- **Task details**
Answer with one number only: the number of lines that include the word "this".

- **Task input**
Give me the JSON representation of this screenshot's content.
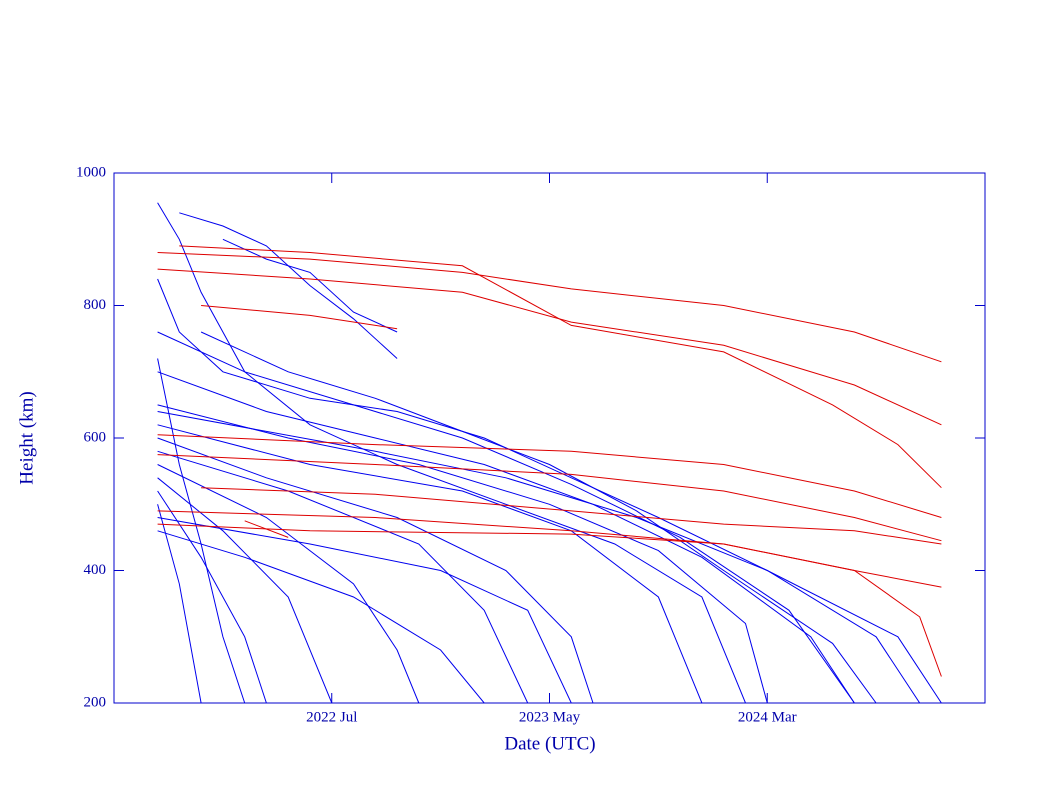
{
  "chart_data": {
    "type": "line",
    "x_label": "Date (UTC)",
    "y_label": "Height (km)",
    "xlim": [
      "2021-09",
      "2025-01"
    ],
    "xticks": [
      {
        "value": "2022-07",
        "label": "2022 Jul"
      },
      {
        "value": "2023-05",
        "label": "2023 May"
      },
      {
        "value": "2024-03",
        "label": "2024 Mar"
      }
    ],
    "ylim": [
      200,
      1000
    ],
    "yticks": [
      200,
      400,
      600,
      800,
      1000
    ],
    "series": [
      {
        "color": "#0000ee",
        "x": [
          "2021-11",
          "2021-12",
          "2022-01",
          "2022-03",
          "2022-06",
          "2022-10",
          "2023-03",
          "2023-08",
          "2023-12",
          "2024-02"
        ],
        "values": [
          955,
          900,
          820,
          700,
          620,
          560,
          500,
          440,
          360,
          200
        ]
      },
      {
        "color": "#0000ee",
        "x": [
          "2021-12",
          "2022-02",
          "2022-04",
          "2022-06",
          "2022-08",
          "2022-10"
        ],
        "values": [
          940,
          920,
          890,
          830,
          780,
          720
        ]
      },
      {
        "color": "#0000ee",
        "x": [
          "2022-02",
          "2022-04",
          "2022-06",
          "2022-08",
          "2022-10"
        ],
        "values": [
          900,
          870,
          850,
          790,
          760
        ]
      },
      {
        "color": "#0000ee",
        "x": [
          "2021-11",
          "2021-12",
          "2022-02",
          "2022-06",
          "2022-10",
          "2023-02",
          "2023-06",
          "2023-10",
          "2024-03",
          "2024-08",
          "2024-10"
        ],
        "values": [
          840,
          760,
          700,
          660,
          640,
          600,
          540,
          480,
          400,
          300,
          200
        ]
      },
      {
        "color": "#0000ee",
        "x": [
          "2021-11",
          "2022-03",
          "2022-08",
          "2023-01",
          "2023-06",
          "2023-11",
          "2024-04",
          "2024-07"
        ],
        "values": [
          760,
          700,
          650,
          600,
          530,
          450,
          340,
          200
        ]
      },
      {
        "color": "#0000ee",
        "x": [
          "2021-11",
          "2022-04",
          "2022-09",
          "2023-02",
          "2023-07",
          "2023-12",
          "2024-05",
          "2024-07"
        ],
        "values": [
          700,
          640,
          600,
          560,
          500,
          420,
          300,
          200
        ]
      },
      {
        "color": "#0000ee",
        "x": [
          "2021-11",
          "2022-05",
          "2022-11",
          "2023-05",
          "2023-10",
          "2024-02",
          "2024-03"
        ],
        "values": [
          650,
          600,
          560,
          500,
          430,
          320,
          200
        ]
      },
      {
        "color": "#0000ee",
        "x": [
          "2021-11",
          "2022-06",
          "2023-01",
          "2023-06",
          "2023-10",
          "2023-12"
        ],
        "values": [
          620,
          560,
          520,
          460,
          360,
          200
        ]
      },
      {
        "color": "#0000ee",
        "x": [
          "2021-11",
          "2022-04",
          "2022-10",
          "2023-03",
          "2023-06",
          "2023-07"
        ],
        "values": [
          600,
          540,
          480,
          400,
          300,
          200
        ]
      },
      {
        "color": "#0000ee",
        "x": [
          "2021-11",
          "2022-05",
          "2022-11",
          "2023-02",
          "2023-04"
        ],
        "values": [
          580,
          520,
          440,
          340,
          200
        ]
      },
      {
        "color": "#0000ee",
        "x": [
          "2021-11",
          "2022-04",
          "2022-08",
          "2022-10",
          "2022-11"
        ],
        "values": [
          560,
          480,
          380,
          280,
          200
        ]
      },
      {
        "color": "#0000ee",
        "x": [
          "2021-11",
          "2022-02",
          "2022-05",
          "2022-07"
        ],
        "values": [
          540,
          460,
          360,
          200
        ]
      },
      {
        "color": "#0000ee",
        "x": [
          "2021-11",
          "2022-01",
          "2022-03",
          "2022-04"
        ],
        "values": [
          520,
          420,
          300,
          200
        ]
      },
      {
        "color": "#0000ee",
        "x": [
          "2021-11",
          "2021-12",
          "2022-01"
        ],
        "values": [
          500,
          380,
          200
        ]
      },
      {
        "color": "#0000ee",
        "x": [
          "2021-11",
          "2022-06",
          "2022-12",
          "2023-04",
          "2023-06"
        ],
        "values": [
          480,
          440,
          400,
          340,
          200
        ]
      },
      {
        "color": "#0000ee",
        "x": [
          "2021-11",
          "2021-12",
          "2022-01",
          "2022-02",
          "2022-03"
        ],
        "values": [
          720,
          560,
          440,
          300,
          200
        ]
      },
      {
        "color": "#0000ee",
        "x": [
          "2021-11",
          "2022-09",
          "2023-03",
          "2023-09",
          "2024-03",
          "2024-09",
          "2024-11"
        ],
        "values": [
          640,
          580,
          540,
          480,
          400,
          300,
          200
        ]
      },
      {
        "color": "#0000ee",
        "x": [
          "2021-11",
          "2022-03",
          "2022-08",
          "2022-12",
          "2023-02"
        ],
        "values": [
          460,
          420,
          360,
          280,
          200
        ]
      },
      {
        "color": "#0000ee",
        "x": [
          "2022-01",
          "2022-05",
          "2022-09",
          "2023-01",
          "2023-05",
          "2023-09",
          "2024-01",
          "2024-06",
          "2024-08"
        ],
        "values": [
          760,
          700,
          660,
          610,
          560,
          490,
          400,
          290,
          200
        ]
      },
      {
        "color": "#dd0000",
        "x": [
          "2021-11",
          "2022-06",
          "2023-01",
          "2023-06",
          "2024-01",
          "2024-07",
          "2024-11"
        ],
        "values": [
          880,
          870,
          850,
          825,
          800,
          760,
          715
        ]
      },
      {
        "color": "#dd0000",
        "x": [
          "2021-11",
          "2022-06",
          "2023-01",
          "2023-06",
          "2024-01",
          "2024-07",
          "2024-11"
        ],
        "values": [
          855,
          840,
          820,
          775,
          740,
          680,
          620
        ]
      },
      {
        "color": "#dd0000",
        "x": [
          "2021-12",
          "2022-06",
          "2023-01",
          "2023-06",
          "2024-01",
          "2024-06",
          "2024-09",
          "2024-11"
        ],
        "values": [
          890,
          880,
          860,
          770,
          730,
          650,
          590,
          525
        ]
      },
      {
        "color": "#dd0000",
        "x": [
          "2022-01",
          "2022-06",
          "2022-10"
        ],
        "values": [
          800,
          785,
          765
        ]
      },
      {
        "color": "#dd0000",
        "x": [
          "2021-11",
          "2022-09",
          "2023-06",
          "2024-01",
          "2024-07",
          "2024-11"
        ],
        "values": [
          605,
          590,
          580,
          560,
          520,
          480
        ]
      },
      {
        "color": "#dd0000",
        "x": [
          "2021-11",
          "2022-09",
          "2023-06",
          "2024-01",
          "2024-07",
          "2024-11"
        ],
        "values": [
          575,
          560,
          545,
          520,
          480,
          445
        ]
      },
      {
        "color": "#dd0000",
        "x": [
          "2022-01",
          "2022-09",
          "2023-06",
          "2024-01",
          "2024-07",
          "2024-11"
        ],
        "values": [
          525,
          515,
          490,
          470,
          460,
          440
        ]
      },
      {
        "color": "#dd0000",
        "x": [
          "2021-11",
          "2022-09",
          "2023-06",
          "2024-01",
          "2024-07",
          "2024-11"
        ],
        "values": [
          490,
          480,
          460,
          440,
          400,
          375
        ]
      },
      {
        "color": "#dd0000",
        "x": [
          "2021-11",
          "2022-06",
          "2023-06",
          "2024-01",
          "2024-07",
          "2024-10",
          "2024-11"
        ],
        "values": [
          470,
          460,
          455,
          440,
          400,
          330,
          240
        ]
      },
      {
        "color": "#dd0000",
        "x": [
          "2022-03",
          "2022-05"
        ],
        "values": [
          475,
          450
        ]
      }
    ]
  }
}
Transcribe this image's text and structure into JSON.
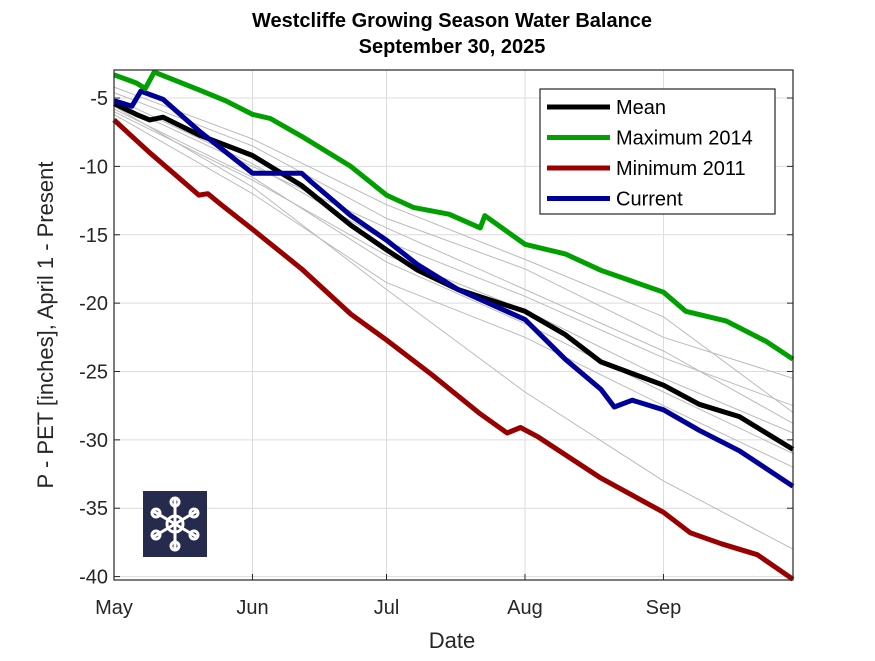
{
  "chart_data": {
    "type": "line",
    "title": "Westcliffe Growing Season Water Balance",
    "subtitle": "September 30, 2025",
    "xlabel": "Date",
    "ylabel": "P - PET [inches], April 1 - Present",
    "x_unit": "days since May 1",
    "xlim": [
      0,
      152
    ],
    "ylim": [
      -40.25,
      -2.95
    ],
    "grid": true,
    "legend_position": "top-right",
    "xticks": [
      {
        "label": "May",
        "day": 0
      },
      {
        "label": "Jun",
        "day": 31
      },
      {
        "label": "Jul",
        "day": 61
      },
      {
        "label": "Aug",
        "day": 92
      },
      {
        "label": "Sep",
        "day": 123
      }
    ],
    "yticks": [
      -5,
      -10,
      -15,
      -20,
      -25,
      -30,
      -35,
      -40
    ],
    "series": [
      {
        "name": "Mean",
        "color": "#000000",
        "points": [
          [
            0,
            -5.4
          ],
          [
            5,
            -6.2
          ],
          [
            8,
            -6.6
          ],
          [
            11,
            -6.4
          ],
          [
            19,
            -7.7
          ],
          [
            31,
            -9.2
          ],
          [
            42,
            -11.4
          ],
          [
            53,
            -14.3
          ],
          [
            61,
            -16.1
          ],
          [
            68,
            -17.6
          ],
          [
            77,
            -19
          ],
          [
            92,
            -20.6
          ],
          [
            101,
            -22.3
          ],
          [
            109,
            -24.3
          ],
          [
            123,
            -26
          ],
          [
            131,
            -27.4
          ],
          [
            140,
            -28.3
          ],
          [
            152,
            -30.7
          ]
        ]
      },
      {
        "name": "Maximum 2014",
        "color": "#00a000",
        "points": [
          [
            0,
            -3.3
          ],
          [
            5,
            -3.9
          ],
          [
            7,
            -4.3
          ],
          [
            9,
            -3.1
          ],
          [
            19,
            -4.4
          ],
          [
            25,
            -5.2
          ],
          [
            31,
            -6.2
          ],
          [
            35,
            -6.5
          ],
          [
            42,
            -7.8
          ],
          [
            53,
            -10
          ],
          [
            61,
            -12.1
          ],
          [
            67,
            -13
          ],
          [
            75,
            -13.5
          ],
          [
            82,
            -14.5
          ],
          [
            83,
            -13.6
          ],
          [
            92,
            -15.7
          ],
          [
            101,
            -16.4
          ],
          [
            109,
            -17.6
          ],
          [
            123,
            -19.2
          ],
          [
            128,
            -20.6
          ],
          [
            137,
            -21.3
          ],
          [
            146,
            -22.8
          ],
          [
            152,
            -24.1
          ]
        ]
      },
      {
        "name": "Minimum 2011",
        "color": "#990000",
        "points": [
          [
            0,
            -6.6
          ],
          [
            8,
            -9
          ],
          [
            19,
            -12.1
          ],
          [
            21,
            -12
          ],
          [
            24,
            -12.8
          ],
          [
            31,
            -14.6
          ],
          [
            42,
            -17.5
          ],
          [
            53,
            -20.8
          ],
          [
            61,
            -22.7
          ],
          [
            71,
            -25.2
          ],
          [
            82,
            -28.1
          ],
          [
            88,
            -29.5
          ],
          [
            91,
            -29.1
          ],
          [
            95,
            -29.8
          ],
          [
            109,
            -32.8
          ],
          [
            123,
            -35.3
          ],
          [
            129,
            -36.8
          ],
          [
            136,
            -37.6
          ],
          [
            144,
            -38.4
          ],
          [
            152,
            -40.2
          ]
        ]
      },
      {
        "name": "Current",
        "color": "#000099",
        "points": [
          [
            0,
            -5.2
          ],
          [
            4,
            -5.6
          ],
          [
            6,
            -4.5
          ],
          [
            11,
            -5.1
          ],
          [
            19,
            -7.4
          ],
          [
            31,
            -10.5
          ],
          [
            42,
            -10.5
          ],
          [
            44,
            -11.1
          ],
          [
            53,
            -13.6
          ],
          [
            61,
            -15.4
          ],
          [
            68,
            -17.2
          ],
          [
            77,
            -19
          ],
          [
            92,
            -21.2
          ],
          [
            101,
            -24.1
          ],
          [
            109,
            -26.3
          ],
          [
            112,
            -27.6
          ],
          [
            116,
            -27.1
          ],
          [
            123,
            -27.8
          ],
          [
            131,
            -29.3
          ],
          [
            140,
            -30.8
          ],
          [
            152,
            -33.4
          ]
        ]
      }
    ],
    "historical_series_color": "#bbbbbb",
    "historical": [
      [
        [
          0,
          -4.6
        ],
        [
          31,
          -8.5
        ],
        [
          61,
          -13.8
        ],
        [
          92,
          -17.5
        ],
        [
          123,
          -22.5
        ],
        [
          152,
          -25.5
        ]
      ],
      [
        [
          0,
          -5
        ],
        [
          31,
          -9.8
        ],
        [
          61,
          -15.5
        ],
        [
          92,
          -19.5
        ],
        [
          123,
          -24
        ],
        [
          152,
          -27.5
        ]
      ],
      [
        [
          0,
          -5.8
        ],
        [
          31,
          -10.8
        ],
        [
          61,
          -17
        ],
        [
          92,
          -21.5
        ],
        [
          123,
          -26.5
        ],
        [
          152,
          -31
        ]
      ],
      [
        [
          0,
          -6.2
        ],
        [
          31,
          -12
        ],
        [
          61,
          -18.5
        ],
        [
          92,
          -22.5
        ],
        [
          123,
          -27.5
        ],
        [
          152,
          -32
        ]
      ],
      [
        [
          0,
          -4.2
        ],
        [
          31,
          -8
        ],
        [
          61,
          -12.8
        ],
        [
          92,
          -16.8
        ],
        [
          123,
          -21
        ],
        [
          152,
          -28
        ]
      ],
      [
        [
          0,
          -5.6
        ],
        [
          31,
          -11.5
        ],
        [
          61,
          -19
        ],
        [
          92,
          -26.5
        ],
        [
          123,
          -33
        ],
        [
          152,
          -38
        ]
      ],
      [
        [
          0,
          -6
        ],
        [
          31,
          -11
        ],
        [
          61,
          -16.5
        ],
        [
          92,
          -20.5
        ],
        [
          123,
          -25.5
        ],
        [
          152,
          -29.5
        ]
      ],
      [
        [
          0,
          -5.3
        ],
        [
          31,
          -10
        ],
        [
          61,
          -14.5
        ],
        [
          92,
          -19
        ],
        [
          123,
          -23.5
        ],
        [
          152,
          -28.8
        ]
      ]
    ]
  }
}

- **Result of the exercise**
2